** Begin Records supplied **

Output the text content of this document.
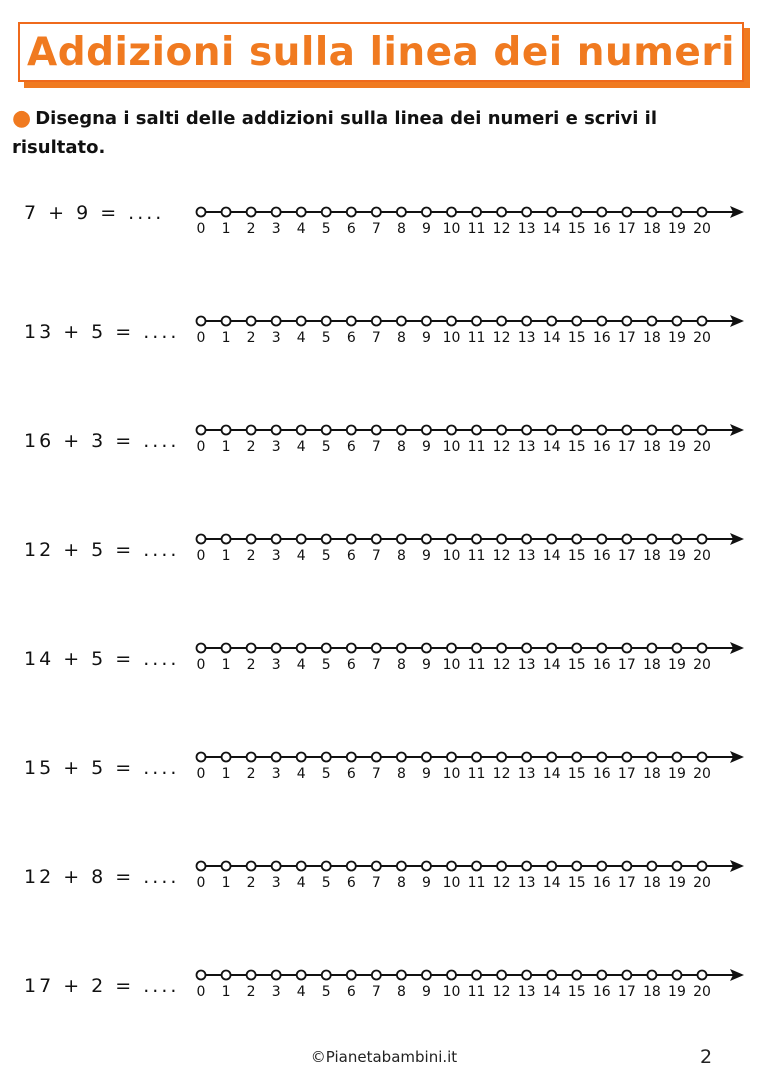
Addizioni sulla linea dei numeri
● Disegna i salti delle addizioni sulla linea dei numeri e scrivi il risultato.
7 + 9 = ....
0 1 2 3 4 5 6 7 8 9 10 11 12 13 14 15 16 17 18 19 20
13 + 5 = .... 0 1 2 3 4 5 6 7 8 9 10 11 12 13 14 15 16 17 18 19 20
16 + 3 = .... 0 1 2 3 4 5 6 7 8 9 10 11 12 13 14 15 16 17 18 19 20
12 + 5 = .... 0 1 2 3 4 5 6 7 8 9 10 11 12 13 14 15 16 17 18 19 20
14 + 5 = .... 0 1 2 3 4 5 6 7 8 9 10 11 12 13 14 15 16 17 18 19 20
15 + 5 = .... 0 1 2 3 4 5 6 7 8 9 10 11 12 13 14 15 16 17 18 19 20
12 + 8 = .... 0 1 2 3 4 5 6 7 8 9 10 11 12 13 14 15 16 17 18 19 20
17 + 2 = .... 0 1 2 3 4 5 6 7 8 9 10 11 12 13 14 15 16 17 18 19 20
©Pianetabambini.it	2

** End Records supplied **

● Instructions to follow
Copy out each line word for word, please, skipping the images.

● Full output
Output the text content of this document.
Addizioni sulla linea dei numeri
● Disegna i salti delle addizioni sulla linea dei numeri e scrivi il risultato.
7 + 9 = ....
0 1 2 3 4 5 6 7 8 9 10 11 12 13 14 15 16 17 18 19 20
13 + 5 = .... 0 1 2 3 4 5 6 7 8 9 10 11 12 13 14 15 16 17 18 19 20
16 + 3 = .... 0 1 2 3 4 5 6 7 8 9 10 11 12 13 14 15 16 17 18 19 20
12 + 5 = .... 0 1 2 3 4 5 6 7 8 9 10 11 12 13 14 15 16 17 18 19 20
14 + 5 = .... 0 1 2 3 4 5 6 7 8 9 10 11 12 13 14 15 16 17 18 19 20
15 + 5 = .... 0 1 2 3 4 5 6 7 8 9 10 11 12 13 14 15 16 17 18 19 20
12 + 8 = .... 0 1 2 3 4 5 6 7 8 9 10 11 12 13 14 15 16 17 18 19 20
17 + 2 = .... 0 1 2 3 4 5 6 7 8 9 10 11 12 13 14 15 16 17 18 19 20
©Pianetabambini.it	2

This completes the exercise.